Exercise » Make an exact copy of each entry, leaving out every picture.

[Collected data entries]
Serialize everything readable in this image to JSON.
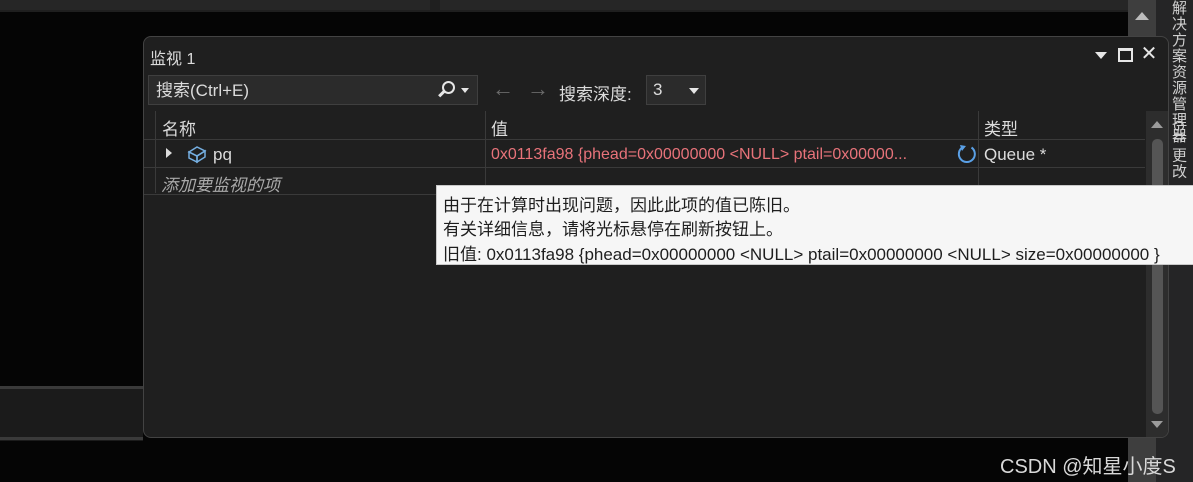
{
  "window": {
    "title": "监视 1"
  },
  "toolbar": {
    "search_placeholder": "搜索(Ctrl+E)",
    "back_arrow": "←",
    "forward_arrow": "→",
    "depth_label": "搜索深度:",
    "depth_value": "3"
  },
  "grid": {
    "columns": [
      "名称",
      "值",
      "类型"
    ],
    "rows": [
      {
        "name": "pq",
        "value": "0x0113fa98 {phead=0x00000000 <NULL> ptail=0x00000...",
        "type": "Queue *"
      }
    ],
    "add_watch_placeholder": "添加要监视的项"
  },
  "tooltip": {
    "line1": "由于在计算时出现问题，因此此项的值已陈旧。",
    "line2": "有关详细信息，请将光标悬停在刷新按钮上。",
    "line3": "旧值: 0x0113fa98 {phead=0x00000000 <NULL> ptail=0x00000000 <NULL> size=0x00000000 }"
  },
  "side_tabs": [
    "解决方案资源管理器",
    "Git 更改"
  ],
  "watermark": "CSDN @知星小度S",
  "colors": {
    "stale_value": "#e8737a",
    "window_bg": "#1f1f1f",
    "tooltip_bg": "#f6f6f6"
  }
}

Solution to the exercise »
Serialize everything readable in this image to JSON.
{
  "window": {
    "title": "监视 1"
  },
  "toolbar": {
    "search_placeholder": "搜索(Ctrl+E)",
    "back_arrow": "←",
    "forward_arrow": "→",
    "depth_label": "搜索深度:",
    "depth_value": "3"
  },
  "grid": {
    "columns": [
      "名称",
      "值",
      "类型"
    ],
    "rows": [
      {
        "name": "pq",
        "value": "0x0113fa98 {phead=0x00000000 <NULL> ptail=0x00000...",
        "type": "Queue *"
      }
    ],
    "add_watch_placeholder": "添加要监视的项"
  },
  "tooltip": {
    "line1": "由于在计算时出现问题，因此此项的值已陈旧。",
    "line2": "有关详细信息，请将光标悬停在刷新按钮上。",
    "line3": "旧值: 0x0113fa98 {phead=0x00000000 <NULL> ptail=0x00000000 <NULL> size=0x00000000 }"
  },
  "side_tabs": [
    "解决方案资源管理器",
    "Git 更改"
  ],
  "watermark": "CSDN @知星小度S",
  "colors": {
    "stale_value": "#e8737a",
    "window_bg": "#1f1f1f",
    "tooltip_bg": "#f6f6f6"
  }
}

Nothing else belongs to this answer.